Texto seleccionado:
---
Confusiones y contradicciones. Hay en esta obra una cierta ambigüedad congénita. La posición subjetivista del profesor Flecha, aunque él se esfuerza en no declararla abiertamente e incluso en combatirla, se capta inevitablemente en sus exposiciones confusas y desconcertantes. No es fácil, por ejemplo, entender cómo pueda conciliarse lo que el autor enseña sobre la autonomía de la conciencia y lo que la Iglesia enseña sobre los «actos intrínsecamente malos», doctrina que él mismo se ve obligado a recordar en otro lugar (198-200).

Tampoco podríamos asegurar qué es lo que realmente enseña sobre «la especificidad de la ética cristiana» (135-138), es decir, cómo entiende «la relación entre la ética cristiana y las éticas seculares» (145). Pues, por una parte, dice que «afirmar que el cristianismo no aporta un contenido moral categorial distinto del que ellas ofrecen –o pueden ofrecer–… es afirmar la sana autonomía de lo creado y la posibilidad de la razón natural para acceder a la bondad» (145).

Esas palabras, si no las entendemos mal, hacen pensar que, a juicio de Flecha, «el cristianismo no aporta un contenido categorial distinto» al que las éticas naturales ofrecen o pueden ofrecer. Pero según eso, se pone en duda la novedad del Evangelio, por el que se revelan mensajes morales que en modo alguno el hombre adámico podría conocer por sí solo. Se devalúa así la luminosidad de la fe, que se alza muy por encima de las luces de la razón, y que por eso mismo es una «obediencia» intelectual. El Evangelio (la fe sobrenatural) va mucho más allá del Decálogo (la razón natural). Y «el justo vive de la fe» (Rm 1,17).
---
Ejercicio propuesto 1: Traduce al inglés esta oración del texto seleccionado: «El Evangelio (la fe sobrenatural) va mucho más allá del Decálogo (la razón natural).»
---
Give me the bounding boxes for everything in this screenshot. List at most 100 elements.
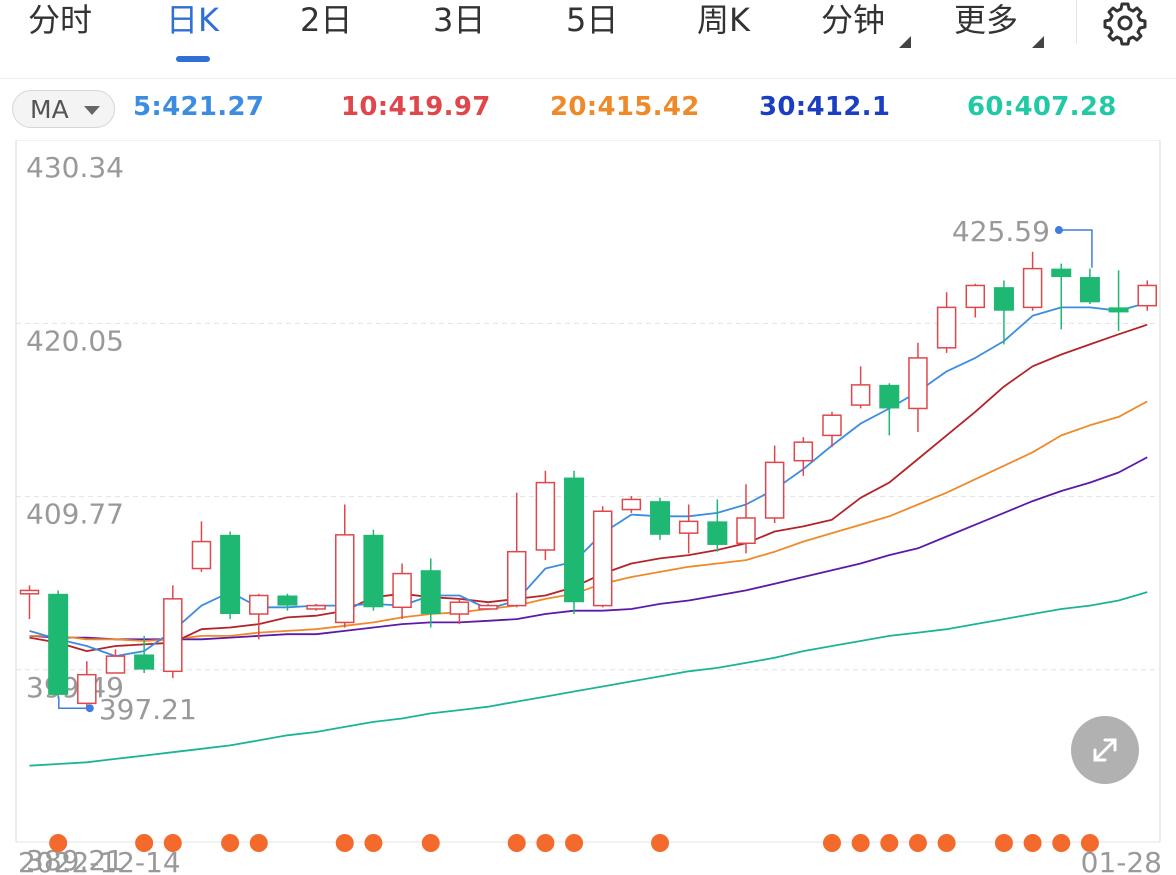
annotation-label: 397.21 bbox=[99, 693, 197, 726]
candle-body bbox=[77, 673, 97, 705]
candle bbox=[1022, 251, 1043, 311]
event-marker-dot bbox=[507, 834, 526, 852]
event-marker-dot bbox=[908, 834, 927, 852]
tab-label: 更多 bbox=[954, 1, 1019, 39]
candle-body bbox=[965, 284, 986, 309]
event-marker-dot bbox=[937, 834, 956, 852]
ma60-value: 60:407.28 bbox=[967, 92, 1117, 122]
dropdown-corner-icon bbox=[1032, 36, 1044, 48]
tab-label: 分钟 bbox=[821, 1, 886, 39]
event-marker-dot bbox=[822, 834, 841, 852]
candle-body bbox=[793, 441, 814, 462]
candle-body bbox=[993, 287, 1014, 311]
tab-3-day[interactable]: 3日 bbox=[433, 0, 485, 42]
candle bbox=[678, 504, 699, 554]
candle bbox=[134, 635, 155, 673]
candle-body bbox=[249, 594, 269, 615]
expand-button[interactable] bbox=[1071, 716, 1139, 784]
candle bbox=[449, 598, 470, 625]
tab-5-day[interactable]: 5日 bbox=[566, 0, 618, 42]
ma-line-10 bbox=[29, 323, 1148, 652]
candle-body bbox=[449, 601, 470, 615]
y-tick-label: 399.49 bbox=[26, 671, 124, 704]
kline-chart[interactable]: 430.34 420.05 409.77 399.49 389.21 425.59 397.… bbox=[0, 140, 1176, 875]
candle-body bbox=[678, 520, 699, 534]
candle bbox=[506, 492, 527, 608]
candle bbox=[621, 496, 642, 513]
event-marker-dot bbox=[1052, 834, 1071, 852]
event-marker-dot bbox=[364, 834, 383, 852]
candle-body bbox=[478, 604, 498, 610]
dropdown-corner-icon bbox=[899, 36, 911, 48]
y-tick-label: 420.05 bbox=[26, 324, 124, 357]
indicator-select-label: MA bbox=[30, 95, 69, 124]
tab-2-day[interactable]: 2日 bbox=[300, 0, 352, 42]
candle bbox=[48, 590, 69, 699]
tab-label: 3日 bbox=[433, 1, 486, 39]
candle bbox=[822, 411, 842, 448]
candle bbox=[220, 531, 241, 620]
tab-label: 周K bbox=[697, 1, 750, 39]
gear-icon[interactable] bbox=[1102, 0, 1148, 46]
active-tab-indicator bbox=[175, 56, 210, 62]
candle bbox=[363, 529, 384, 611]
candle bbox=[535, 470, 556, 561]
event-marker-dot bbox=[49, 834, 68, 852]
candle-body bbox=[191, 540, 212, 570]
event-marker-dot bbox=[880, 834, 899, 852]
candle-body bbox=[134, 654, 155, 670]
candle bbox=[936, 292, 957, 353]
x-start-label: 2022-12-14 bbox=[18, 846, 181, 875]
annotation-leader bbox=[1059, 229, 1093, 268]
candle-body bbox=[306, 604, 326, 610]
candle-body bbox=[564, 477, 585, 603]
extreme-annotation: 425.59 bbox=[952, 215, 1093, 268]
candle-body bbox=[1137, 284, 1157, 307]
candle bbox=[478, 603, 498, 610]
candle-body bbox=[48, 593, 69, 695]
ma-line-30 bbox=[29, 456, 1148, 641]
candle-body bbox=[277, 595, 298, 606]
annotation-dot bbox=[85, 704, 94, 713]
candle bbox=[1108, 270, 1129, 331]
candle bbox=[993, 280, 1014, 345]
candle bbox=[335, 504, 355, 628]
tab-more[interactable]: 更多 bbox=[954, 0, 1018, 42]
tab-label: 5日 bbox=[566, 1, 619, 39]
event-marker-dot bbox=[651, 834, 670, 852]
candle-body bbox=[592, 510, 613, 607]
candle-body bbox=[363, 534, 384, 608]
tab-minute[interactable]: 分钟 bbox=[821, 0, 885, 42]
annotation-leader bbox=[58, 696, 89, 709]
annotation-label: 425.59 bbox=[952, 215, 1050, 248]
candle bbox=[77, 661, 97, 709]
candle bbox=[736, 484, 756, 554]
tab-label: 日K bbox=[166, 1, 219, 39]
candle-body bbox=[535, 481, 556, 551]
ma-line-60 bbox=[29, 591, 1148, 767]
candle-body bbox=[19, 589, 40, 595]
tab-timeshare[interactable]: 分时 bbox=[28, 0, 92, 42]
event-marker-dot bbox=[335, 834, 354, 852]
event-marker-dot bbox=[1023, 834, 1042, 852]
tab-weekly-k[interactable]: 周K bbox=[697, 0, 750, 42]
candle-body bbox=[936, 306, 957, 349]
candle bbox=[105, 649, 126, 674]
candle-body bbox=[650, 501, 671, 535]
tab-label: 2日 bbox=[300, 1, 353, 39]
candle bbox=[1137, 280, 1157, 311]
annotation-dot bbox=[1054, 226, 1063, 235]
ma30-value: 30:412.1 bbox=[759, 92, 891, 122]
chevron-down-icon bbox=[84, 106, 100, 115]
candle-body bbox=[506, 550, 527, 607]
extreme-annotation: 397.21 bbox=[58, 693, 197, 726]
event-marker-dot bbox=[135, 834, 154, 852]
candle bbox=[249, 593, 269, 640]
candle bbox=[277, 593, 298, 611]
candle-body bbox=[220, 534, 241, 615]
indicator-select[interactable]: MA bbox=[12, 90, 115, 128]
tab-daily-k[interactable]: 日K bbox=[166, 0, 219, 62]
y-tick-label: 430.34 bbox=[26, 151, 124, 184]
candle bbox=[879, 383, 900, 436]
event-marker-dot bbox=[994, 834, 1013, 852]
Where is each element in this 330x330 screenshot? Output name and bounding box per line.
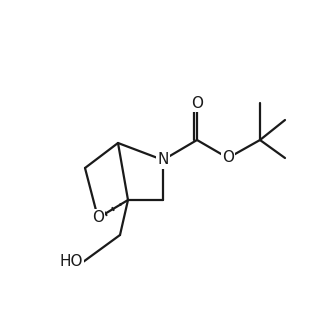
Text: O: O [222,150,234,166]
Text: O: O [92,211,104,225]
Text: HO: HO [59,254,83,270]
Text: O: O [191,95,203,111]
Text: N: N [157,152,169,168]
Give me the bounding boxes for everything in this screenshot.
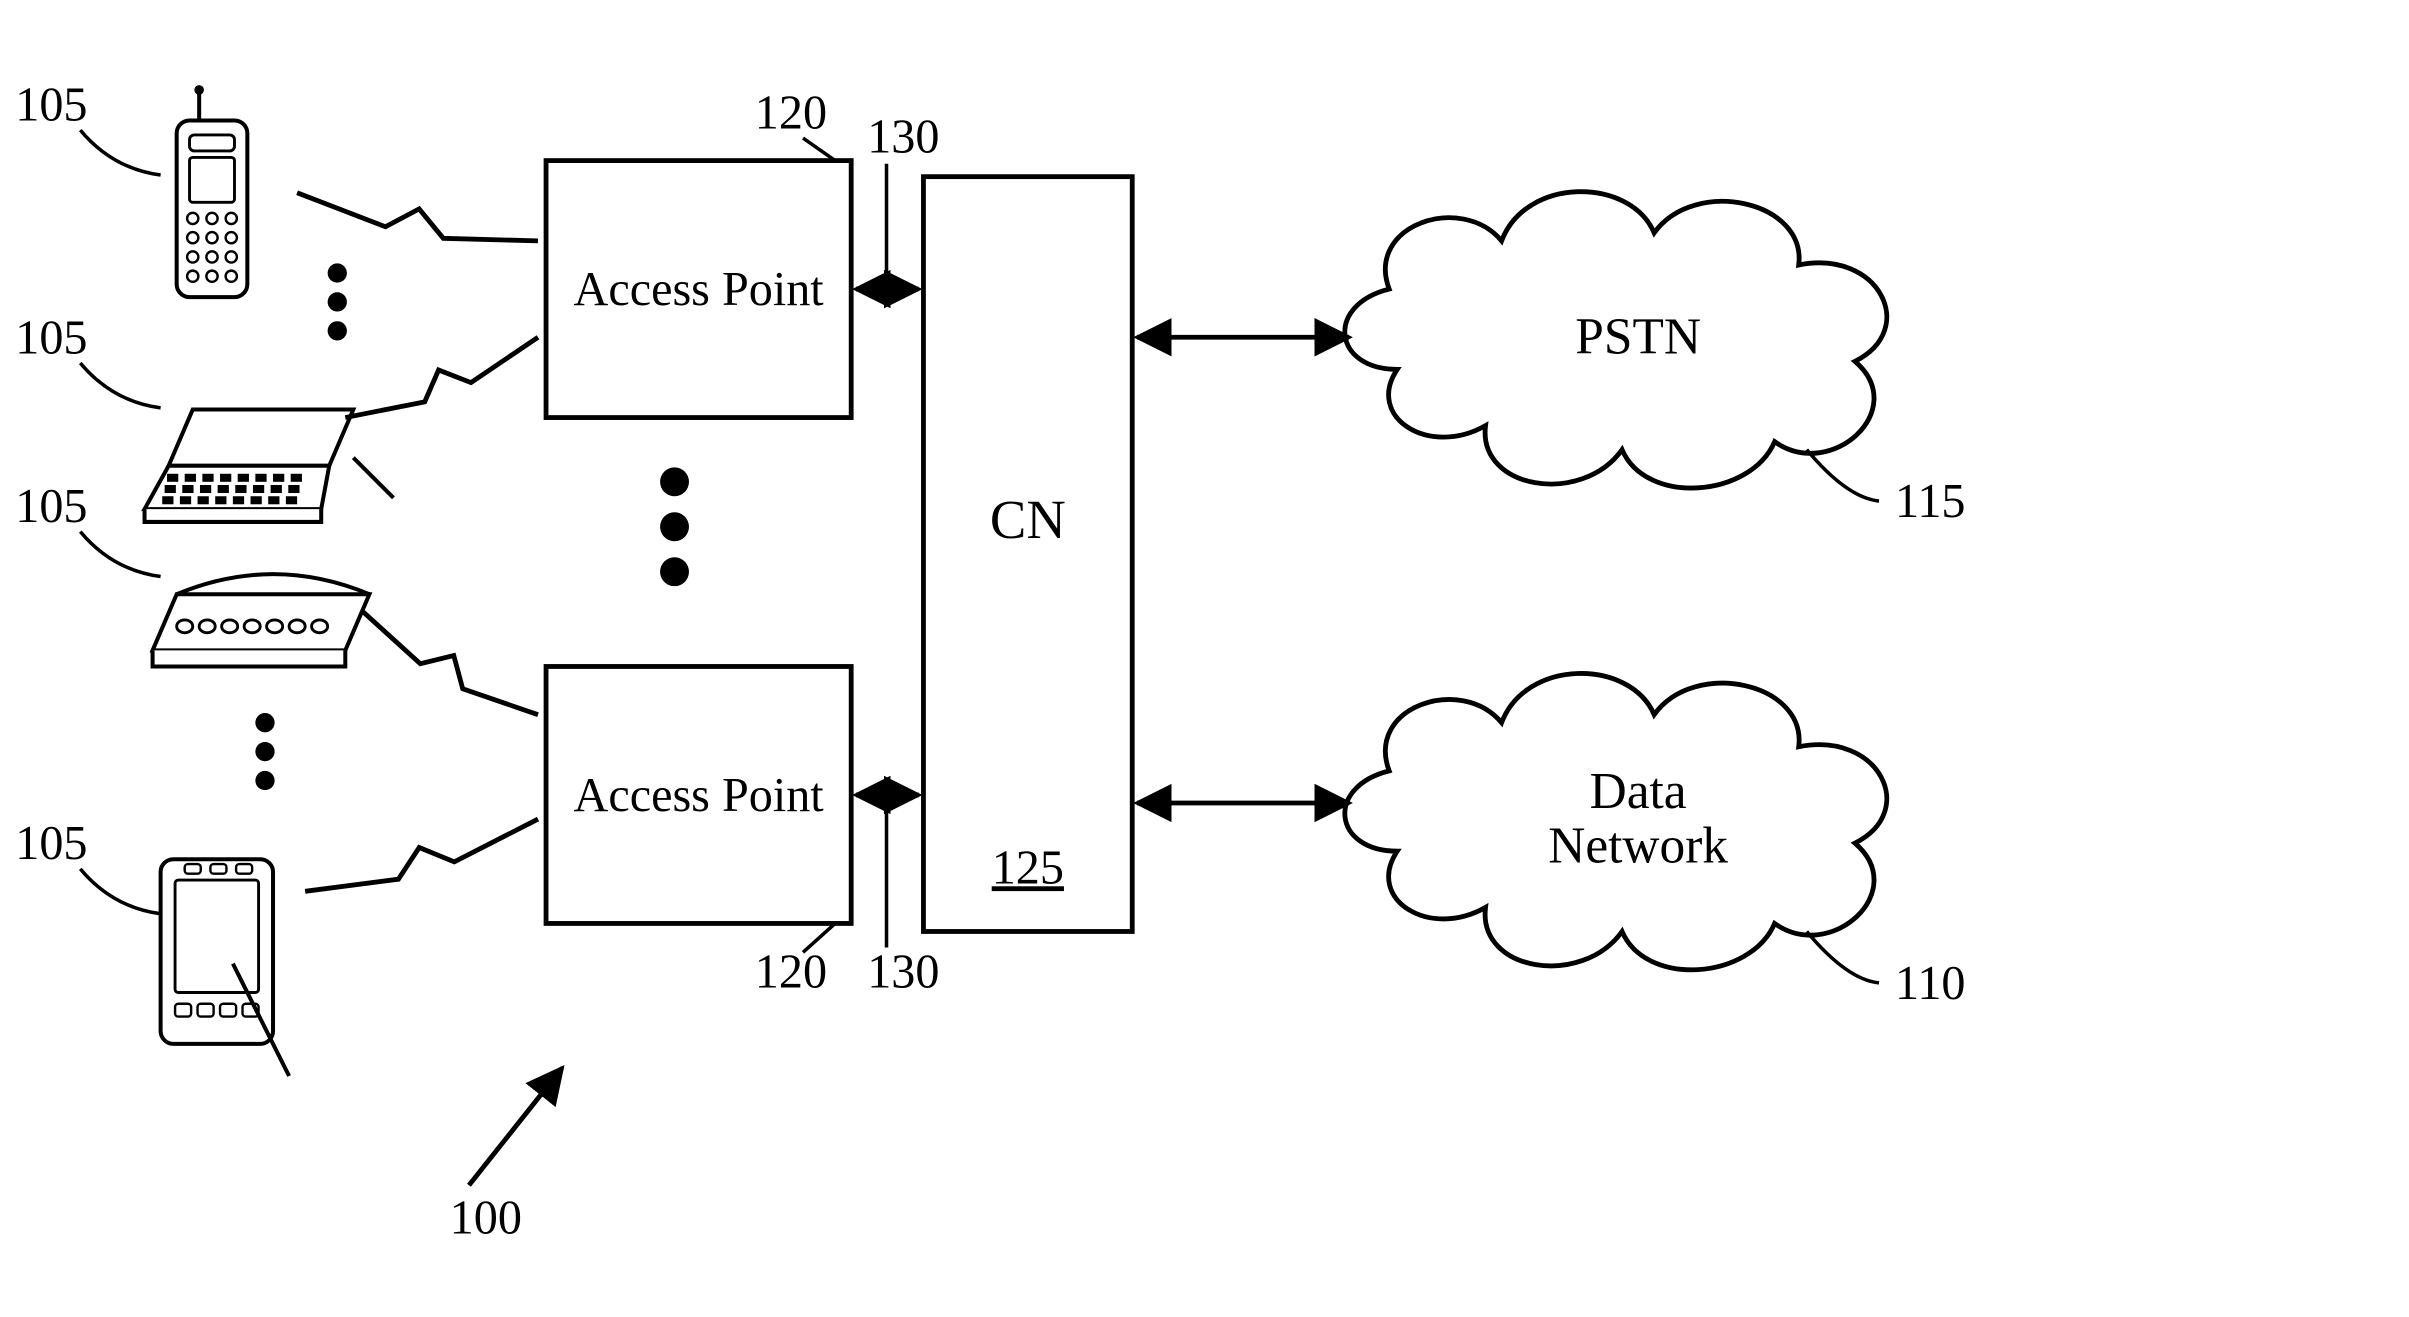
---
Ejercicio propuesto 2: En las filas, cambia "event-marker-dot" por "event-dot" y reproduce únicamente las líneas comprendidas entre la que contiene "annotation-label: 397.21 bbox=[99, 693, 197, 726]" y la que contiene "ma60-value: 60:407.28 bbox=[967, 92, 1117, 122]", ambas incluidas.

Solución escrita 1: The Gospel (supernatural faith) goes far beyond the Decalogue (natural reason).

Solución escrita 2:
annotation-label: 397.21 bbox=[99, 693, 197, 726]
candle-body bbox=[77, 673, 97, 705]
candle bbox=[1022, 251, 1043, 311]
event-dot bbox=[507, 834, 526, 852]
event-dot bbox=[908, 834, 927, 852]
tab-label: 更多 bbox=[954, 1, 1019, 39]
candle-body bbox=[965, 284, 986, 309]
event-dot bbox=[937, 834, 956, 852]
ma60-value: 60:407.28 bbox=[967, 92, 1117, 122]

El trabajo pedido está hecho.